* Begin *

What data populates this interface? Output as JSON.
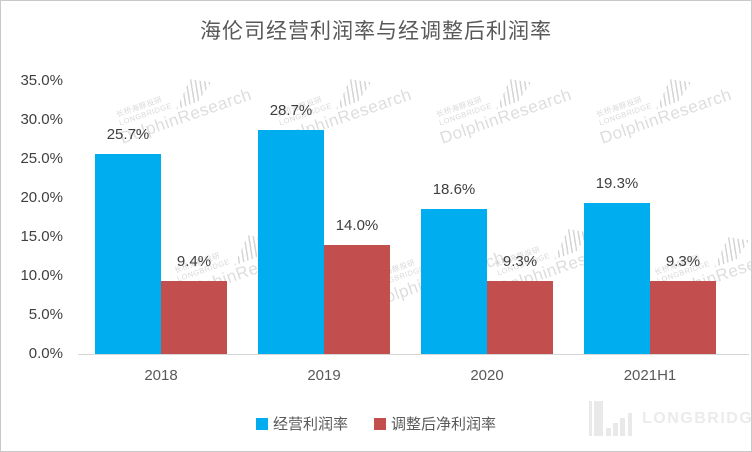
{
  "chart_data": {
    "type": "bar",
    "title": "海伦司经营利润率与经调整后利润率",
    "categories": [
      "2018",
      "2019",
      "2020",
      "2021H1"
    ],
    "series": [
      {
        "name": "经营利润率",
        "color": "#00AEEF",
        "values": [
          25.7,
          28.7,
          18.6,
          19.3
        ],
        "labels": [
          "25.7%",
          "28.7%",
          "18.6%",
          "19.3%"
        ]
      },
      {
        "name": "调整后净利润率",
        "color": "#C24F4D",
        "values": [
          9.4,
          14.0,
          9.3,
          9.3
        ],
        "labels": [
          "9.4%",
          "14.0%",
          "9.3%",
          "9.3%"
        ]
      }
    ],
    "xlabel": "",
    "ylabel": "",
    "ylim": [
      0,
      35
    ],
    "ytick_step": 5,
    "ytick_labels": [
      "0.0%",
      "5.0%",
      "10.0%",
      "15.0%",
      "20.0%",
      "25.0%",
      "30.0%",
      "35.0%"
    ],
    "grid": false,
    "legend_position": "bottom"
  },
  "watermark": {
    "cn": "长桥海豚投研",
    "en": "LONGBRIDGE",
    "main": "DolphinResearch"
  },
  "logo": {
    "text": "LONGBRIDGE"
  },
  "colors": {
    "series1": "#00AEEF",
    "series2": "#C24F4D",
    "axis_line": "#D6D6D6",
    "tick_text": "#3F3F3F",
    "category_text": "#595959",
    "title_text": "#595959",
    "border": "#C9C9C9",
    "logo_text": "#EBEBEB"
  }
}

* End *
* Begin *

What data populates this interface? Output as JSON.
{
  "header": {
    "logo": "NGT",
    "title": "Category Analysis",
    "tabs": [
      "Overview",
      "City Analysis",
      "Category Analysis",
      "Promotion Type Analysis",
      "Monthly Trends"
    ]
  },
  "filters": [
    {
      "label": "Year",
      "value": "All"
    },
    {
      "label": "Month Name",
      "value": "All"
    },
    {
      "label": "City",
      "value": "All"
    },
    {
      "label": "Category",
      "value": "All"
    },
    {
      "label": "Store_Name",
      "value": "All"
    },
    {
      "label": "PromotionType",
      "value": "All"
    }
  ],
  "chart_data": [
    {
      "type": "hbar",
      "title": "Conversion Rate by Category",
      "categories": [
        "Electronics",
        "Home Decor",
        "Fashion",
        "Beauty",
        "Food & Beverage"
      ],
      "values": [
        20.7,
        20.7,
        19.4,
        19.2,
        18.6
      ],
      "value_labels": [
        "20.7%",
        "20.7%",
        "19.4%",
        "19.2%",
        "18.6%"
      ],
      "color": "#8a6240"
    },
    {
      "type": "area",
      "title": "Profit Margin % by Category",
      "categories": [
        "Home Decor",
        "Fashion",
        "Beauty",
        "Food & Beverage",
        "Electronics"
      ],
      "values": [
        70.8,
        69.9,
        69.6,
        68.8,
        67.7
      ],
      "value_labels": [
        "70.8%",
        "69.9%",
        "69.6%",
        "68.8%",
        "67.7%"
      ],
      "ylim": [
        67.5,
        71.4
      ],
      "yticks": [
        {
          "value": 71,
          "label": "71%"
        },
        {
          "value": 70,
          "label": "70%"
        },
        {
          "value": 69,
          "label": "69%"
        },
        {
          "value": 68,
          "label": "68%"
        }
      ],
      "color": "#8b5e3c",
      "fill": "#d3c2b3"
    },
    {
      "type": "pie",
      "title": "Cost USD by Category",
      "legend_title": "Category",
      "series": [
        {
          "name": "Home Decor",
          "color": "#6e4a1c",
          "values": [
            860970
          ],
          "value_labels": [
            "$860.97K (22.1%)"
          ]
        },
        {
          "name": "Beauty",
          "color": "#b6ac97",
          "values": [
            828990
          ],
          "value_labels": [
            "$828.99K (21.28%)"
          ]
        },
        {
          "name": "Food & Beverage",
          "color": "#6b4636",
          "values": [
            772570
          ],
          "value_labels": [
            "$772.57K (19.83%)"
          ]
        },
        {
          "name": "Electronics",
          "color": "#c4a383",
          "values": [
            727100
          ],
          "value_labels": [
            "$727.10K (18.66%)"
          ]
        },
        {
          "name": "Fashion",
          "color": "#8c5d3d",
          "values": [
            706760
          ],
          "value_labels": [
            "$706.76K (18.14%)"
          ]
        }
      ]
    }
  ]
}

* End *

## WRITTEN INSTRUCTION
Go through the entries above and count the lines containing the word "Food"; give only that count.

## SOLUTION TO THIS PROBLEM
3